Reproduce the records below exactly as they appear.

— Begin DATA TO PROCESS —

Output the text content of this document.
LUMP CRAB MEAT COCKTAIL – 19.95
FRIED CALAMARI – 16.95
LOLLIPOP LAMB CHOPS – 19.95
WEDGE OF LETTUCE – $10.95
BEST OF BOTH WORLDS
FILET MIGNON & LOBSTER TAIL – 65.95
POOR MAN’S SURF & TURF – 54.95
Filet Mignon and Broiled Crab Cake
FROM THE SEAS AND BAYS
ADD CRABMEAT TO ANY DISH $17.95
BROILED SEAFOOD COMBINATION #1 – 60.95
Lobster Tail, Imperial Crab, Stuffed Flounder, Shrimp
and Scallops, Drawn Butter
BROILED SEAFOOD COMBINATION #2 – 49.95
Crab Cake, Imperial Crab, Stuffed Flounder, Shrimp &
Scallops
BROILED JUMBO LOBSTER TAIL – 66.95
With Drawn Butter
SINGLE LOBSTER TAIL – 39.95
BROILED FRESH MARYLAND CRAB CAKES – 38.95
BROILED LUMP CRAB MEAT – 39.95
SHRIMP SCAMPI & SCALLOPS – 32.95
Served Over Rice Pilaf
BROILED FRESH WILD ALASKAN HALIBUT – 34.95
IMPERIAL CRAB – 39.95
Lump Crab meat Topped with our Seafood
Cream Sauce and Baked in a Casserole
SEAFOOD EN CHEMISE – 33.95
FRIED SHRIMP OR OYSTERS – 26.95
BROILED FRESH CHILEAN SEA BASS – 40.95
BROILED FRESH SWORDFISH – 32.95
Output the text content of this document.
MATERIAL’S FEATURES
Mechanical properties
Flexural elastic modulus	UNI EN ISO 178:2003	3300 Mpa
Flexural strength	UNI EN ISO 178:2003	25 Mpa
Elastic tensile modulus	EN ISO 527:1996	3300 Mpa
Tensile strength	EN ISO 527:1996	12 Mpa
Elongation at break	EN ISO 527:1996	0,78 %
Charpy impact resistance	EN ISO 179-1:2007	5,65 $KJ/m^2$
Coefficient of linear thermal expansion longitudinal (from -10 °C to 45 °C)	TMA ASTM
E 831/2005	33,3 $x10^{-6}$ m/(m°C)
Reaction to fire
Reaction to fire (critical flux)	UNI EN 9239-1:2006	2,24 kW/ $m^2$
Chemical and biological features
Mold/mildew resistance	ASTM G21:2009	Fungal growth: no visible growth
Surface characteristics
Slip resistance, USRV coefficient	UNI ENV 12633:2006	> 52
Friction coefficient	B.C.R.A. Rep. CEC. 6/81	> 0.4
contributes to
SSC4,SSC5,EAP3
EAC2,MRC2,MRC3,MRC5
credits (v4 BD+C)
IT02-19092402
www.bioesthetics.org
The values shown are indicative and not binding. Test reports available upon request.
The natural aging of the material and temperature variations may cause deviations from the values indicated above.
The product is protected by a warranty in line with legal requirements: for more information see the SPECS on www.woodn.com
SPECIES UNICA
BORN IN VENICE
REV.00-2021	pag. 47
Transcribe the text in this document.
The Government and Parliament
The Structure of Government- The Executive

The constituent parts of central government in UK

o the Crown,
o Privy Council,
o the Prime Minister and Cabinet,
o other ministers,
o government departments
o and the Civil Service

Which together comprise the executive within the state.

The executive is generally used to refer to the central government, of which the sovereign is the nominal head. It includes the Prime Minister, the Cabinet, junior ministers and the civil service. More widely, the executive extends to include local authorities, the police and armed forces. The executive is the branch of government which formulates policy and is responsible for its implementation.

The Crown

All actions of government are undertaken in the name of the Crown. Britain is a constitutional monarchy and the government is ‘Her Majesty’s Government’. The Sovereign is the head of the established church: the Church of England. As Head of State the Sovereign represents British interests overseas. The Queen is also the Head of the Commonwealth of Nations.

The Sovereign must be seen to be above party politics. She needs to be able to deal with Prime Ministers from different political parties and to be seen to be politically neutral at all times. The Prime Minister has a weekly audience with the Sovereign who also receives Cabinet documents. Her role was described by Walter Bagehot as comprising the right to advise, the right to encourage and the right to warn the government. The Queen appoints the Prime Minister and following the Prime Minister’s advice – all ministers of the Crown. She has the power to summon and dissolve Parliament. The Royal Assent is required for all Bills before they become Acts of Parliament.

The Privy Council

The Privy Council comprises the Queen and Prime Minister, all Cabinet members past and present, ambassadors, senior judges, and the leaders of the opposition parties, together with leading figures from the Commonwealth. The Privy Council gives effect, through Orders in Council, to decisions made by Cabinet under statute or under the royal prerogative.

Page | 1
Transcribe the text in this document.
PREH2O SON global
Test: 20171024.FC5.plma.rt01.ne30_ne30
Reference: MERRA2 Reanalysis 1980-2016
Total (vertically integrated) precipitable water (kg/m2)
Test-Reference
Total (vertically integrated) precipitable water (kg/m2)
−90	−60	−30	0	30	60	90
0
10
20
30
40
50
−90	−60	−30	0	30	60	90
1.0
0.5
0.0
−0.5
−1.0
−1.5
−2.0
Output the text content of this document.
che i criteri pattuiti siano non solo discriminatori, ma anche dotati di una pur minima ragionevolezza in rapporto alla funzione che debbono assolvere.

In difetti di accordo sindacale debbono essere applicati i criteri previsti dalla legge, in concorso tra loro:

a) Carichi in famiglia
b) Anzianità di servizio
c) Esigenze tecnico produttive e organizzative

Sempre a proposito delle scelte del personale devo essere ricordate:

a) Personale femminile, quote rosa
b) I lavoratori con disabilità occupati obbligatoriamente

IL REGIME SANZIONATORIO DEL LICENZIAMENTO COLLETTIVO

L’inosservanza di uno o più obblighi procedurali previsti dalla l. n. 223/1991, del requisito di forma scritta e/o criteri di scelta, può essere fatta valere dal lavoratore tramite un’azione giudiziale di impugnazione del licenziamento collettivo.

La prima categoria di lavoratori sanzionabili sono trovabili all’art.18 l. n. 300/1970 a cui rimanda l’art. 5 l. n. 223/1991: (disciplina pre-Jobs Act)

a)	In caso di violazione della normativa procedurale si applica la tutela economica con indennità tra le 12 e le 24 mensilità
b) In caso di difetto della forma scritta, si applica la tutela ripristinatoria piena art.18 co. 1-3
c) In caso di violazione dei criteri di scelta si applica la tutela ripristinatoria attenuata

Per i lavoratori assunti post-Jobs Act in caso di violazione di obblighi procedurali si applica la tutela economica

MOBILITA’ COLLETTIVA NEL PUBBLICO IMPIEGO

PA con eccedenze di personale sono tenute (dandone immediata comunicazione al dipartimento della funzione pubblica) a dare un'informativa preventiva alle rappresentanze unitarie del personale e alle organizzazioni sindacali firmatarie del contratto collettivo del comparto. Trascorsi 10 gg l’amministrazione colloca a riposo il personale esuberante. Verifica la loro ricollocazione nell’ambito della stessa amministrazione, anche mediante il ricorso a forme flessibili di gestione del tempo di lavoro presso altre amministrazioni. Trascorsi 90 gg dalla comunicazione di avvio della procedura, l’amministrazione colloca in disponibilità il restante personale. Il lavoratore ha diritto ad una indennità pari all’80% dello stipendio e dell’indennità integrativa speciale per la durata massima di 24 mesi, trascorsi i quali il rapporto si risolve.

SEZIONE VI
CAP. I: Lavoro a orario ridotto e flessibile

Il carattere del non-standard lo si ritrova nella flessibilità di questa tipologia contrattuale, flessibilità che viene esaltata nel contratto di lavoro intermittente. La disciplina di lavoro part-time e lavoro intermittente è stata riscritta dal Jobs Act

— End DATA TO PROCESS —

## SOLVED EXERCISE
Output the text content of this document.
LUMP CRAB MEAT COCKTAIL – 19.95
FRIED CALAMARI – 16.95
LOLLIPOP LAMB CHOPS – 19.95
WEDGE OF LETTUCE – $10.95
BEST OF BOTH WORLDS
FILET MIGNON & LOBSTER TAIL – 65.95
POOR MAN’S SURF & TURF – 54.95
Filet Mignon and Broiled Crab Cake
FROM THE SEAS AND BAYS
ADD CRABMEAT TO ANY DISH $17.95
BROILED SEAFOOD COMBINATION #1 – 60.95
Lobster Tail, Imperial Crab, Stuffed Flounder, Shrimp
and Scallops, Drawn Butter
BROILED SEAFOOD COMBINATION #2 – 49.95
Crab Cake, Imperial Crab, Stuffed Flounder, Shrimp &
Scallops
BROILED JUMBO LOBSTER TAIL – 66.95
With Drawn Butter
SINGLE LOBSTER TAIL – 39.95
BROILED FRESH MARYLAND CRAB CAKES – 38.95
BROILED LUMP CRAB MEAT – 39.95
SHRIMP SCAMPI & SCALLOPS – 32.95
Served Over Rice Pilaf
BROILED FRESH WILD ALASKAN HALIBUT – 34.95
IMPERIAL CRAB – 39.95
Lump Crab meat Topped with our Seafood
Cream Sauce and Baked in a Casserole
SEAFOOD EN CHEMISE – 33.95
FRIED SHRIMP OR OYSTERS – 26.95
BROILED FRESH CHILEAN SEA BASS – 40.95
BROILED FRESH SWORDFISH – 32.95
Output the text content of this document.
MATERIAL’S FEATURES
Mechanical properties
Flexural elastic modulus	UNI EN ISO 178:2003	3300 Mpa
Flexural strength	UNI EN ISO 178:2003	25 Mpa
Elastic tensile modulus	EN ISO 527:1996	3300 Mpa
Tensile strength	EN ISO 527:1996	12 Mpa
Elongation at break	EN ISO 527:1996	0,78 %
Charpy impact resistance	EN ISO 179-1:2007	5,65 $KJ/m^2$
Coefficient of linear thermal expansion longitudinal (from -10 °C to 45 °C)	TMA ASTM
E 831/2005	33,3 $x10^{-6}$ m/(m°C)
Reaction to fire
Reaction to fire (critical flux)	UNI EN 9239-1:2006	2,24 kW/ $m^2$
Chemical and biological features
Mold/mildew resistance	ASTM G21:2009	Fungal growth: no visible growth
Surface characteristics
Slip resistance, USRV coefficient	UNI ENV 12633:2006	> 52
Friction coefficient	B.C.R.A. Rep. CEC. 6/81	> 0.4
contributes to
SSC4,SSC5,EAP3
EAC2,MRC2,MRC3,MRC5
credits (v4 BD+C)
IT02-19092402
www.bioesthetics.org
The values shown are indicative and not binding. Test reports available upon request.
The natural aging of the material and temperature variations may cause deviations from the values indicated above.
The product is protected by a warranty in line with legal requirements: for more information see the SPECS on www.woodn.com
SPECIES UNICA
BORN IN VENICE
REV.00-2021	pag. 47
Transcribe the text in this document.
The Government and Parliament
The Structure of Government- The Executive

The constituent parts of central government in UK

o the Crown,
o Privy Council,
o the Prime Minister and Cabinet,
o other ministers,
o government departments
o and the Civil Service

Which together comprise the executive within the state.

The executive is generally used to refer to the central government, of which the sovereign is the nominal head. It includes the Prime Minister, the Cabinet, junior ministers and the civil service. More widely, the executive extends to include local authorities, the police and armed forces. The executive is the branch of government which formulates policy and is responsible for its implementation.

The Crown

All actions of government are undertaken in the name of the Crown. Britain is a constitutional monarchy and the government is ‘Her Majesty’s Government’. The Sovereign is the head of the established church: the Church of England. As Head of State the Sovereign represents British interests overseas. The Queen is also the Head of the Commonwealth of Nations.

The Sovereign must be seen to be above party politics. She needs to be able to deal with Prime Ministers from different political parties and to be seen to be politically neutral at all times. The Prime Minister has a weekly audience with the Sovereign who also receives Cabinet documents. Her role was described by Walter Bagehot as comprising the right to advise, the right to encourage and the right to warn the government. The Queen appoints the Prime Minister and following the Prime Minister’s advice – all ministers of the Crown. She has the power to summon and dissolve Parliament. The Royal Assent is required for all Bills before they become Acts of Parliament.

The Privy Council

The Privy Council comprises the Queen and Prime Minister, all Cabinet members past and present, ambassadors, senior judges, and the leaders of the opposition parties, together with leading figures from the Commonwealth. The Privy Council gives effect, through Orders in Council, to decisions made by Cabinet under statute or under the royal prerogative.

Page | 1
Transcribe the text in this document.
PREH2O SON global
Test: 20171024.FC5.plma.rt01.ne30_ne30
Reference: MERRA2 Reanalysis 1980-2016
Total (vertically integrated) precipitable water (kg/m2)
Test-Reference
Total (vertically integrated) precipitable water (kg/m2)
−90	−60	−30	0	30	60	90
0
10
20
30
40
50
−90	−60	−30	0	30	60	90
1.0
0.5
0.0
−0.5
−1.0
−1.5
−2.0
Output the text content of this document.
che i criteri pattuiti siano non solo discriminatori, ma anche dotati di una pur minima ragionevolezza in rapporto alla funzione che debbono assolvere.

In difetti di accordo sindacale debbono essere applicati i criteri previsti dalla legge, in concorso tra loro:

a) Carichi in famiglia
b) Anzianità di servizio
c) Esigenze tecnico produttive e organizzative

Sempre a proposito delle scelte del personale devo essere ricordate:

a) Personale femminile, quote rosa
b) I lavoratori con disabilità occupati obbligatoriamente

IL REGIME SANZIONATORIO DEL LICENZIAMENTO COLLETTIVO

L’inosservanza di uno o più obblighi procedurali previsti dalla l. n. 223/1991, del requisito di forma scritta e/o criteri di scelta, può essere fatta valere dal lavoratore tramite un’azione giudiziale di impugnazione del licenziamento collettivo.

La prima categoria di lavoratori sanzionabili sono trovabili all’art.18 l. n. 300/1970 a cui rimanda l’art. 5 l. n. 223/1991: (disciplina pre-Jobs Act)

a)	In caso di violazione della normativa procedurale si applica la tutela economica con indennità tra le 12 e le 24 mensilità
b) In caso di difetto della forma scritta, si applica la tutela ripristinatoria piena art.18 co. 1-3
c) In caso di violazione dei criteri di scelta si applica la tutela ripristinatoria attenuata

Per i lavoratori assunti post-Jobs Act in caso di violazione di obblighi procedurali si applica la tutela economica

MOBILITA’ COLLETTIVA NEL PUBBLICO IMPIEGO

PA con eccedenze di personale sono tenute (dandone immediata comunicazione al dipartimento della funzione pubblica) a dare un'informativa preventiva alle rappresentanze unitarie del personale e alle organizzazioni sindacali firmatarie del contratto collettivo del comparto. Trascorsi 10 gg l’amministrazione colloca a riposo il personale esuberante. Verifica la loro ricollocazione nell’ambito della stessa amministrazione, anche mediante il ricorso a forme flessibili di gestione del tempo di lavoro presso altre amministrazioni. Trascorsi 90 gg dalla comunicazione di avvio della procedura, l’amministrazione colloca in disponibilità il restante personale. Il lavoratore ha diritto ad una indennità pari all’80% dello stipendio e dell’indennità integrativa speciale per la durata massima di 24 mesi, trascorsi i quali il rapporto si risolve.

SEZIONE VI
CAP. I: Lavoro a orario ridotto e flessibile

Il carattere del non-standard lo si ritrova nella flessibilità di questa tipologia contrattuale, flessibilità che viene esaltata nel contratto di lavoro intermittente. La disciplina di lavoro part-time e lavoro intermittente è stata riscritta dal Jobs Act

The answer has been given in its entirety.